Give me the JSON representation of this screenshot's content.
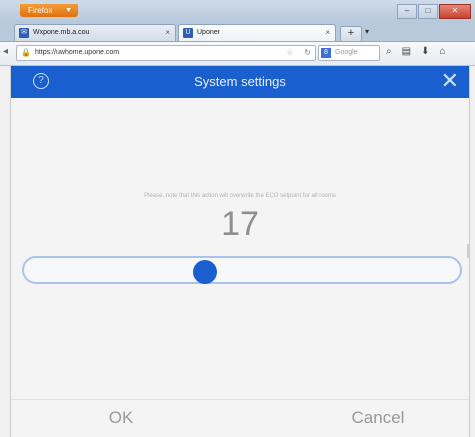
{
  "browser": {
    "app_menu_label": "Firefox",
    "tabs": [
      {
        "label": "Wxpone.mb.a.cou",
        "favicon": "mail-icon"
      },
      {
        "label": "Uponer",
        "favicon": "u-icon"
      }
    ],
    "new_tab_label": "+",
    "url": "https://uwhome.upone.com",
    "search_placeholder": "Google"
  },
  "dialog": {
    "title": "System settings",
    "note": "Please, note that this action will overwrite the ECO setpoint for all rooms",
    "value": "17",
    "slider_fraction": 0.41,
    "ok_label": "OK",
    "cancel_label": "Cancel"
  },
  "colors": {
    "header": "#1a5fd0",
    "thumb": "#1a5fd0",
    "track_border": "#a8c4ee"
  }
}
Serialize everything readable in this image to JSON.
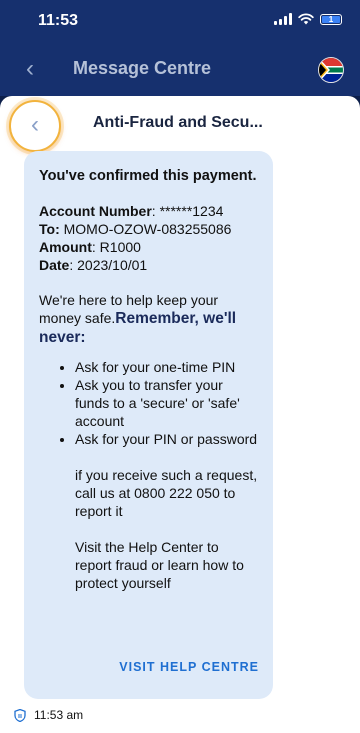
{
  "status": {
    "time": "11:53",
    "battery": "1"
  },
  "header": {
    "back_icon": "chevron-left-icon",
    "title": "Message Centre",
    "flag_icon": "south-africa-flag-icon"
  },
  "thread": {
    "back_icon": "chevron-left-icon",
    "title": "Anti-Fraud and Secu..."
  },
  "message": {
    "heading": "You've confirmed this payment.",
    "account_label": "Account Number",
    "account_value": ": ******1234",
    "to_label": "To:",
    "to_value": " MOMO-OZOW-083255086",
    "amount_label": "Amount",
    "amount_value": ": R1000",
    "date_label": "Date",
    "date_value": ": 2023/10/01",
    "intro": "We're here to help keep your money safe.",
    "remember": "Remember, we'll never:",
    "never_items": [
      "Ask for your one-time PIN",
      "Ask you to transfer your funds to a 'secure' or 'safe' account",
      "Ask for your PIN or password"
    ],
    "call_note": "if you receive such a request, call us at 0800 222 050 to report it",
    "help_note": "Visit the Help Center to report fraud or learn how to protect yourself",
    "cta_label": "VISIT HELP CENTRE"
  },
  "meta": {
    "sender_icon": "bank-shield-icon",
    "timestamp": "11:53 am"
  },
  "colors": {
    "header_bg": "#16306e",
    "bubble_bg": "#deeaf9",
    "accent_link": "#1f6fd1",
    "highlight_ring": "#f2b33d"
  }
}
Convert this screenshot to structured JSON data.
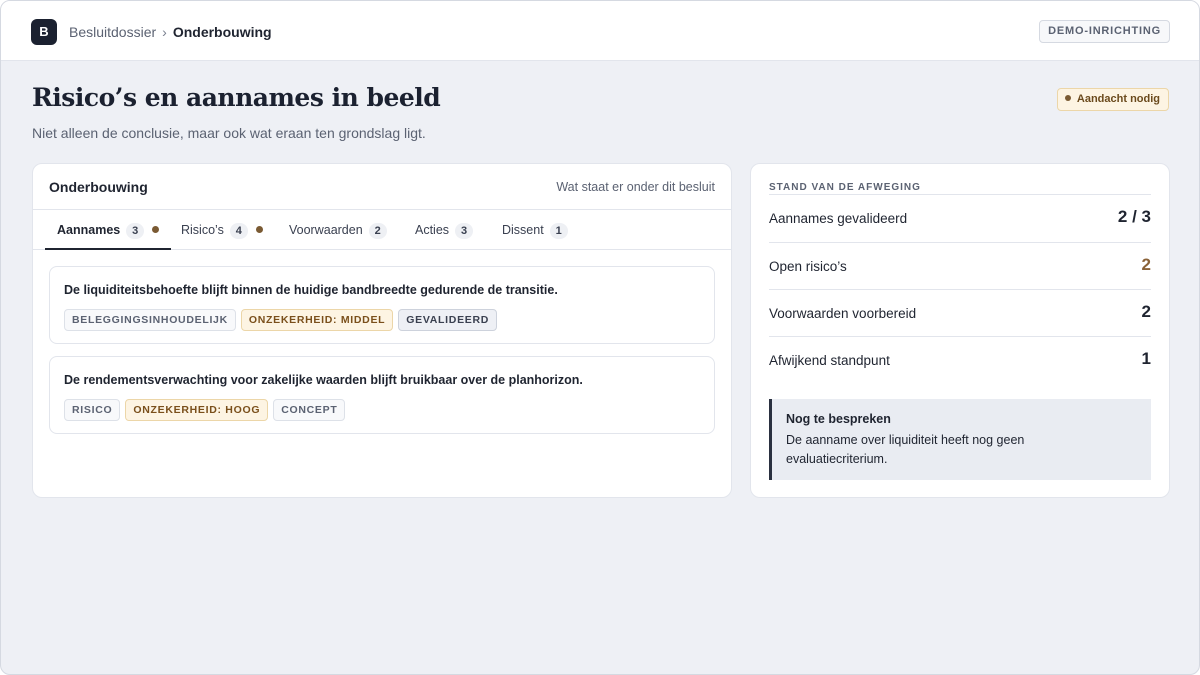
{
  "header": {
    "logo_letter": "B",
    "breadcrumb_parent": "Besluitdossier",
    "breadcrumb_separator": "›",
    "breadcrumb_current": "Onderbouwing",
    "environment_badge": "DEMO-INRICHTING"
  },
  "page": {
    "title": "Risico’s en aannames in beeld",
    "subtitle": "Niet alleen de conclusie, maar ook wat eraan ten grondslag ligt.",
    "status_badge": "Aandacht nodig"
  },
  "panel": {
    "title": "Onderbouwing",
    "hint": "Wat staat er onder dit besluit",
    "tabs": [
      {
        "label": "Aannames",
        "count": "3",
        "flag": true,
        "active": true
      },
      {
        "label": "Risico’s",
        "count": "4",
        "flag": true,
        "active": false
      },
      {
        "label": "Voorwaarden",
        "count": "2",
        "flag": false,
        "active": false
      },
      {
        "label": "Acties",
        "count": "3",
        "flag": false,
        "active": false
      },
      {
        "label": "Dissent",
        "count": "1",
        "flag": false,
        "active": false
      }
    ],
    "items": [
      {
        "text": "De liquiditeitsbehoefte blijft binnen de huidige bandbreedte gedurende de transitie.",
        "tags": [
          "BELEGGINGSINHOUDELIJK",
          "ONZEKERHEID: MIDDEL",
          "GEVALIDEERD"
        ]
      },
      {
        "text": "De rendementsverwachting voor zakelijke waarden blijft bruikbaar over de planhorizon.",
        "tags": [
          "RISICO",
          "ONZEKERHEID: HOOG",
          "CONCEPT"
        ]
      }
    ]
  },
  "sidebar": {
    "heading": "STAND VAN DE AFWEGING",
    "stats": [
      {
        "label": "Aannames gevalideerd",
        "value": "2 / 3"
      },
      {
        "label": "Open risico’s",
        "value": "2"
      },
      {
        "label": "Voorwaarden voorbereid",
        "value": "2"
      },
      {
        "label": "Afwijkend standpunt",
        "value": "1"
      }
    ],
    "note_title": "Nog te bespreken",
    "note_text": "De aanname over liquiditeit heeft nog geen evaluatiecriterium."
  },
  "colors": {
    "accent_dark": "#1b2130",
    "warning": "#8a6238",
    "warning_bg": "#fdf4e3"
  }
}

* WHAT YOU NEED TO DO
Determine the number of lines in these entries that contain the word "icon", and write only that number.

* TASK OUTPUT
6